— start DATA ENTRIES —

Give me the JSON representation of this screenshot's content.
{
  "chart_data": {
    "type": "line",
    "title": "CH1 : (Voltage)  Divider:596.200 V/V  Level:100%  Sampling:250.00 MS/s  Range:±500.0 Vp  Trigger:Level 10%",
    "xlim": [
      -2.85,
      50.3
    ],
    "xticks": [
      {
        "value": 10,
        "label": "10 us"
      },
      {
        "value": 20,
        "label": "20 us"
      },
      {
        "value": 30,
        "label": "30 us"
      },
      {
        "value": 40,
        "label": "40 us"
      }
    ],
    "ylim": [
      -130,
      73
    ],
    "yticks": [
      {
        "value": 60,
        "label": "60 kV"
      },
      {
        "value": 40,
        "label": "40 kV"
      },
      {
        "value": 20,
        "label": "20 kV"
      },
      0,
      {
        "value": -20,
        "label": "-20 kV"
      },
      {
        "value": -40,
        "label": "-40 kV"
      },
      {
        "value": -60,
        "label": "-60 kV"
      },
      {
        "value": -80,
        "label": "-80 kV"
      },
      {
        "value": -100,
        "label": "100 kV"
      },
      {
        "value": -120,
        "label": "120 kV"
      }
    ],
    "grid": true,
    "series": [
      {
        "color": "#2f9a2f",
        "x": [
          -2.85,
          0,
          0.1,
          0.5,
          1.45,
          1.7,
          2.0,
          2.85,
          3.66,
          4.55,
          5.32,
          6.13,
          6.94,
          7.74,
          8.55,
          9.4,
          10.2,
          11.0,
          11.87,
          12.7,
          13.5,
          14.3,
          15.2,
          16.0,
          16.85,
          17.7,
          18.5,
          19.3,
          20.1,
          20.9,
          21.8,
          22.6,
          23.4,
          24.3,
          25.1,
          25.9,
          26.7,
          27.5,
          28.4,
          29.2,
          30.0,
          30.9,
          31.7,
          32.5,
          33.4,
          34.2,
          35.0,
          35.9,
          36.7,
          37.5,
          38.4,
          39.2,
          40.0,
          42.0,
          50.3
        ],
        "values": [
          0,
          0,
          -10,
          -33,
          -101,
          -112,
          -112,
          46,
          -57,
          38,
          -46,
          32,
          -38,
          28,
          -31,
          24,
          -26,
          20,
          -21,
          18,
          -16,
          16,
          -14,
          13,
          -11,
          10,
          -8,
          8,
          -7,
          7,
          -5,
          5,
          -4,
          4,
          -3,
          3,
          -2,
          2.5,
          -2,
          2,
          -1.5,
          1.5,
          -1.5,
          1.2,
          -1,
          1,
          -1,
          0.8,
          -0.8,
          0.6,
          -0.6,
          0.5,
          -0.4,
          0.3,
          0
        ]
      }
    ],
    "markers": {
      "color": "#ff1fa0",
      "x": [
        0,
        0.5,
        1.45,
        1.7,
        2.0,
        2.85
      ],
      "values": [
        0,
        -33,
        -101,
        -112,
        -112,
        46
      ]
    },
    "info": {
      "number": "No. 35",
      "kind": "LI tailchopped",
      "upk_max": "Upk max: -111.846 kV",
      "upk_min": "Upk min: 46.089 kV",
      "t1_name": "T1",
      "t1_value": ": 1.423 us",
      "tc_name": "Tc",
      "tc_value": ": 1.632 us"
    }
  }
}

— end DATA ENTRIES —
— start DATA ENTRIES —

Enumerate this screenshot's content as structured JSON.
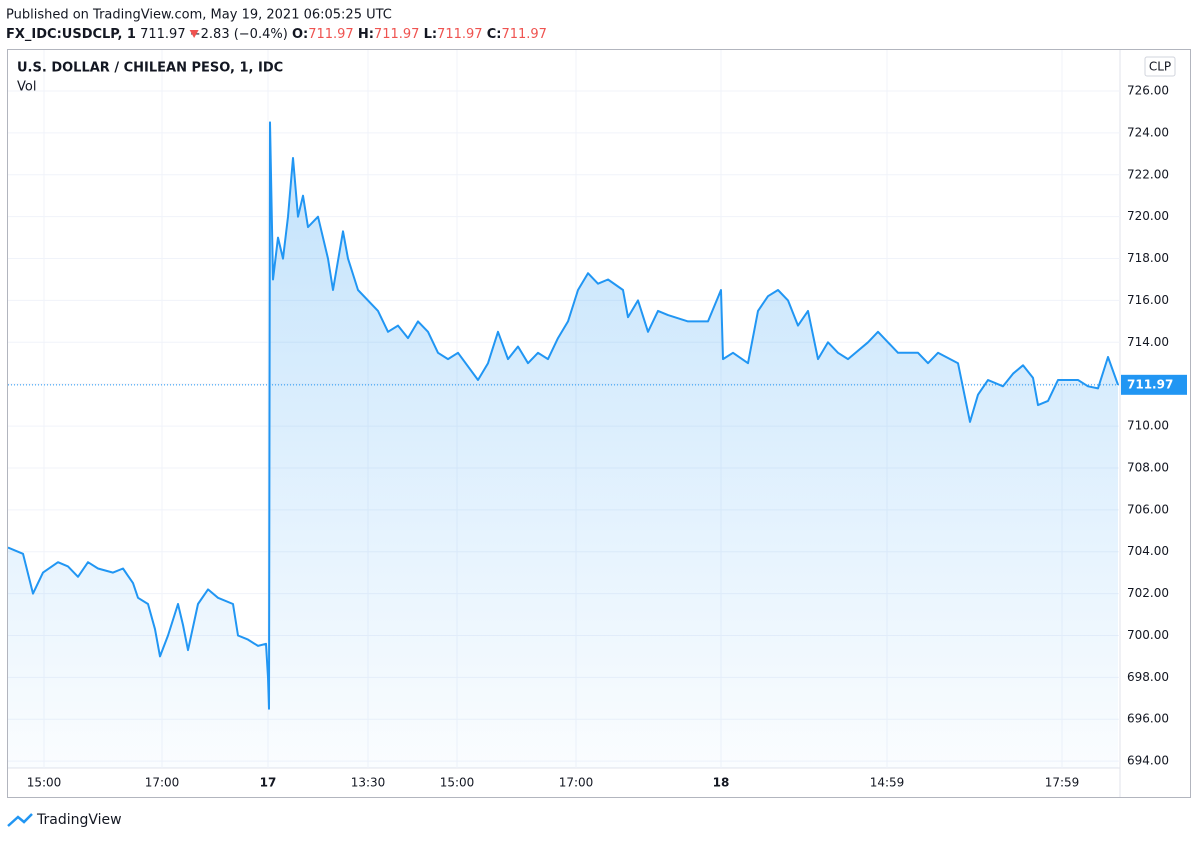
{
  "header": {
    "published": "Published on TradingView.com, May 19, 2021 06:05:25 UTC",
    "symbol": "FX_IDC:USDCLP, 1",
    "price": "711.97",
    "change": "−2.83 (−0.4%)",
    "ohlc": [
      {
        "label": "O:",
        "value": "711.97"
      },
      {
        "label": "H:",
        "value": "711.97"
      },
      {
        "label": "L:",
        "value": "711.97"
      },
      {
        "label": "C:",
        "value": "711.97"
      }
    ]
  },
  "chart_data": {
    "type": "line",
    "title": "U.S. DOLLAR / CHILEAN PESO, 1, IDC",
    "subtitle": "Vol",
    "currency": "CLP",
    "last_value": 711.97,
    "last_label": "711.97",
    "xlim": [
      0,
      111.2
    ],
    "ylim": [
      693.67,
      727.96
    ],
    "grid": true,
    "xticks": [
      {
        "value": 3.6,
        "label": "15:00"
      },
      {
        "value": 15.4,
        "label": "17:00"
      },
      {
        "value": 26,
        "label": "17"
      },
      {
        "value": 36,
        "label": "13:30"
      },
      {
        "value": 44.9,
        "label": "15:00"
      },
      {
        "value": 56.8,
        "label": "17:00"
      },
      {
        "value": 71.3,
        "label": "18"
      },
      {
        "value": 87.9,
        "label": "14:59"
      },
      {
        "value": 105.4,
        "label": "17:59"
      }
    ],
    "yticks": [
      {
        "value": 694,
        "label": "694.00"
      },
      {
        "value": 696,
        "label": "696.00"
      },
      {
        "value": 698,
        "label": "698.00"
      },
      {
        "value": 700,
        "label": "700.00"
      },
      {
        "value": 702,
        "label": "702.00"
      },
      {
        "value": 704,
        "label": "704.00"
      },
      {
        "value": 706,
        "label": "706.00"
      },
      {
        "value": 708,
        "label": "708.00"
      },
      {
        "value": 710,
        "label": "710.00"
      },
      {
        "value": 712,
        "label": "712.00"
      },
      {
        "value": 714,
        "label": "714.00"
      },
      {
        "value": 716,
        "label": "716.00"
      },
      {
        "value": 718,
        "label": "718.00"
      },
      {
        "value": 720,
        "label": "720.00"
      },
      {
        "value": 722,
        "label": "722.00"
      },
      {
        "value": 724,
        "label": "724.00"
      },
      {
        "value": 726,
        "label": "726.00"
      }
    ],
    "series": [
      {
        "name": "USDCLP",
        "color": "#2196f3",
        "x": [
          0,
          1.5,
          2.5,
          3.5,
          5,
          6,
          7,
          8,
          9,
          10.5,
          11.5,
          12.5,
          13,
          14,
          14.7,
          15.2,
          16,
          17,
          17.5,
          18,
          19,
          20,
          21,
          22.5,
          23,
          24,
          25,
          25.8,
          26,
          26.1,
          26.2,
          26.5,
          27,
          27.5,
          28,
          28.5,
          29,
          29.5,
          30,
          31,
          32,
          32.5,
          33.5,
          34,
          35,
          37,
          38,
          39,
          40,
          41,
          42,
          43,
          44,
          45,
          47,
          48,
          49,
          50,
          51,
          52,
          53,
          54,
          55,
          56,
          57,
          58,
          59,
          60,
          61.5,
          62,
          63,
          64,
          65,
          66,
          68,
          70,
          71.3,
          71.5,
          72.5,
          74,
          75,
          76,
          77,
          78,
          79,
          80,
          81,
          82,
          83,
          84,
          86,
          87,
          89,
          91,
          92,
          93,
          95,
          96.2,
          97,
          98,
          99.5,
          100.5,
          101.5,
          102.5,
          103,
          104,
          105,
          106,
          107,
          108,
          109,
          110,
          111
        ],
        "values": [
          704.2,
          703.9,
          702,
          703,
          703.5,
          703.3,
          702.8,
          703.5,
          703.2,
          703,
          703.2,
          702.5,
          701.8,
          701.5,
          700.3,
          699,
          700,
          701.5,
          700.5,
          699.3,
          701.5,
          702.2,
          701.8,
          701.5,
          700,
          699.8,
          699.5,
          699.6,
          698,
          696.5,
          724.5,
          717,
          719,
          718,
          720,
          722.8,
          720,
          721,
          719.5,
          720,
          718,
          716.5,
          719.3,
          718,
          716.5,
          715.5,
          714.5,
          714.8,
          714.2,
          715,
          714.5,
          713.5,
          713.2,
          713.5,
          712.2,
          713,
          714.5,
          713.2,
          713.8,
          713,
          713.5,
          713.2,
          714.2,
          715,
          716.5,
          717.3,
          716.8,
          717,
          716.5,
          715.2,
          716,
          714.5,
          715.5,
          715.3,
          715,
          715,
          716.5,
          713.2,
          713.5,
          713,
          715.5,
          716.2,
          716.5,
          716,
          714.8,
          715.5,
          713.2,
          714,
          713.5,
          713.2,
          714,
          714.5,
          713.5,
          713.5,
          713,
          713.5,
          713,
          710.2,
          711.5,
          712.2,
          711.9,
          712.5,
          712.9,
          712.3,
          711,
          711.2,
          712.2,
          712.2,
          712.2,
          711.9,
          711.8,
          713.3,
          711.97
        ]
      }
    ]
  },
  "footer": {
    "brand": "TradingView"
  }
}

— end DATA ENTRIES —
— start DATA ENTRIES —

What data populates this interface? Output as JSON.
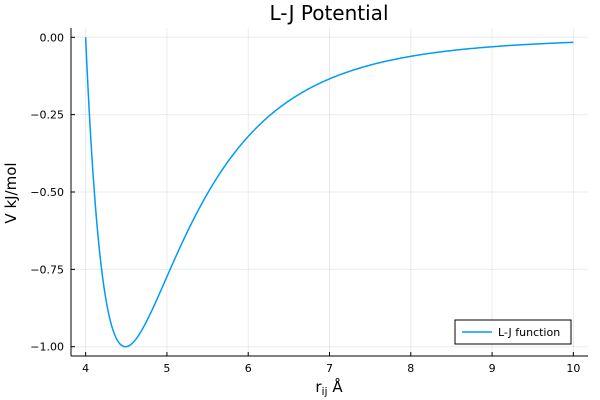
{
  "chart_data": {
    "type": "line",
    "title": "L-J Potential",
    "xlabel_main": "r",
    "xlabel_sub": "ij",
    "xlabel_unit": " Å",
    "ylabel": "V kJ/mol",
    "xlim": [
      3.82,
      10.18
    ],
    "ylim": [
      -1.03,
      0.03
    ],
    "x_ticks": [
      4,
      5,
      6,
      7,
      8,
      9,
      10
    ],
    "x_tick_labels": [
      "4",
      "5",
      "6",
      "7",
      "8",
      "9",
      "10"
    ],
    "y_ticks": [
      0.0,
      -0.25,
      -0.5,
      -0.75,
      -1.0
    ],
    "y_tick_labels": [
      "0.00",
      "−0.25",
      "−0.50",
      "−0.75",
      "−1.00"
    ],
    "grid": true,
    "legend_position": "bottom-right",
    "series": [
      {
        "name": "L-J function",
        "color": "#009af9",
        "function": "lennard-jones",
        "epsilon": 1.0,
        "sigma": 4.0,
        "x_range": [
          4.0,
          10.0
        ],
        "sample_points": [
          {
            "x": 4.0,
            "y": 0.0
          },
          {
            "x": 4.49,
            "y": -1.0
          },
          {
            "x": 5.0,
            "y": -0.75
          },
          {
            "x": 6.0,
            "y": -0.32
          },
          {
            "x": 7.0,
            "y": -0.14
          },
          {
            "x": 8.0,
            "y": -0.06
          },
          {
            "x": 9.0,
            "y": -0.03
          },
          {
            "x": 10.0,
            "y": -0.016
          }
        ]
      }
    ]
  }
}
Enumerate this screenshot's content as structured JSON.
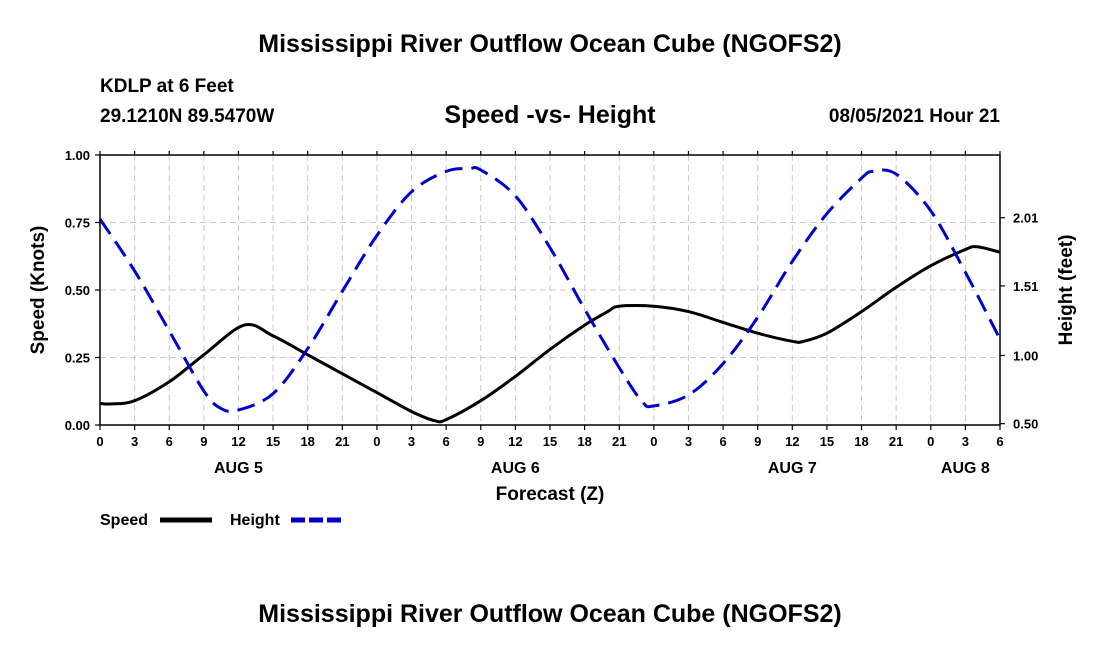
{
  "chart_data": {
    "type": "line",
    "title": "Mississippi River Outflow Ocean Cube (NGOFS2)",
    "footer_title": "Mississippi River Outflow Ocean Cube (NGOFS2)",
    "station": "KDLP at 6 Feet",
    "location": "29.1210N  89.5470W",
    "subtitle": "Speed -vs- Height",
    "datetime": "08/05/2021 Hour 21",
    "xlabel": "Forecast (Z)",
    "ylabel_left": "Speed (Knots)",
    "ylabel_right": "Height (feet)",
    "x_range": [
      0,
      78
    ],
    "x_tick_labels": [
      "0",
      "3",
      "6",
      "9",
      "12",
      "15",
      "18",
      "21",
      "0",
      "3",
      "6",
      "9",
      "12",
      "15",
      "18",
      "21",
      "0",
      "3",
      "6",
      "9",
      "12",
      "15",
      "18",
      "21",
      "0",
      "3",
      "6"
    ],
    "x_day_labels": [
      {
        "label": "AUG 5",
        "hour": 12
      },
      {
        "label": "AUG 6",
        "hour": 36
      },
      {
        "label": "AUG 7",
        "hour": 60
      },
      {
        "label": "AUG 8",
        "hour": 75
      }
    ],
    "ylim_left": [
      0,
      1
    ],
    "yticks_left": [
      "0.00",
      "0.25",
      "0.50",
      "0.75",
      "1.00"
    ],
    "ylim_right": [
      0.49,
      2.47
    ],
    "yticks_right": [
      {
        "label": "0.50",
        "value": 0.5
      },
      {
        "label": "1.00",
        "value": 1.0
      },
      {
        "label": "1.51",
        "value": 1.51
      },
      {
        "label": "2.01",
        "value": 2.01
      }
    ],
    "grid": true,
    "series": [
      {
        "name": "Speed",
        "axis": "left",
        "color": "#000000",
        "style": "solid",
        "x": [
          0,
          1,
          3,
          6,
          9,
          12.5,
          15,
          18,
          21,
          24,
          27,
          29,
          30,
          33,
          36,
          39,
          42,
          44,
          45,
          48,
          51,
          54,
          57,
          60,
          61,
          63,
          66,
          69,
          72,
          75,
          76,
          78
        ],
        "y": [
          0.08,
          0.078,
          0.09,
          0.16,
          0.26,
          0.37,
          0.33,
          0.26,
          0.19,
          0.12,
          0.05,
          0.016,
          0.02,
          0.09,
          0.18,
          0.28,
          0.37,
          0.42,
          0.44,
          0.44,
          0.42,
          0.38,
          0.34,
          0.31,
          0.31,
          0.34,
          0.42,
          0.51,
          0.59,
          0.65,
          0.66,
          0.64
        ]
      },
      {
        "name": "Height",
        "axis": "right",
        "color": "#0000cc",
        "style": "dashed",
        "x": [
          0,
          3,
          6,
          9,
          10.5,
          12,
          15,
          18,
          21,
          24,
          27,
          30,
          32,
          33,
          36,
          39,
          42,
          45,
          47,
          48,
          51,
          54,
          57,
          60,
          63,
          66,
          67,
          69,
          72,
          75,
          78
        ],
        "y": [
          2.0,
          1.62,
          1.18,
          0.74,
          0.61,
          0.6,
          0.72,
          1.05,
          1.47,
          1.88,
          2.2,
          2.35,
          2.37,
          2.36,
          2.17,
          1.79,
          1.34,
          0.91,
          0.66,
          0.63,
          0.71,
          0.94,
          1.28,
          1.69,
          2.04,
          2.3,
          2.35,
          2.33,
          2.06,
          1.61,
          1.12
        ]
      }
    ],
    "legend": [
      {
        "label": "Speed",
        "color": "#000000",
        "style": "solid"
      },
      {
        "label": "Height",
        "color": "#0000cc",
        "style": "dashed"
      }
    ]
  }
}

— end DATA ENTRIES —

_TASK INSTRUCTIONS_:
Read the data above. Pull out each line in which the string "Outflow" appears.

_REPLY_:
    "title": "Mississippi River Outflow Ocean Cube (NGOFS2)",
    "footer_title": "Mississippi River Outflow Ocean Cube (NGOFS2)",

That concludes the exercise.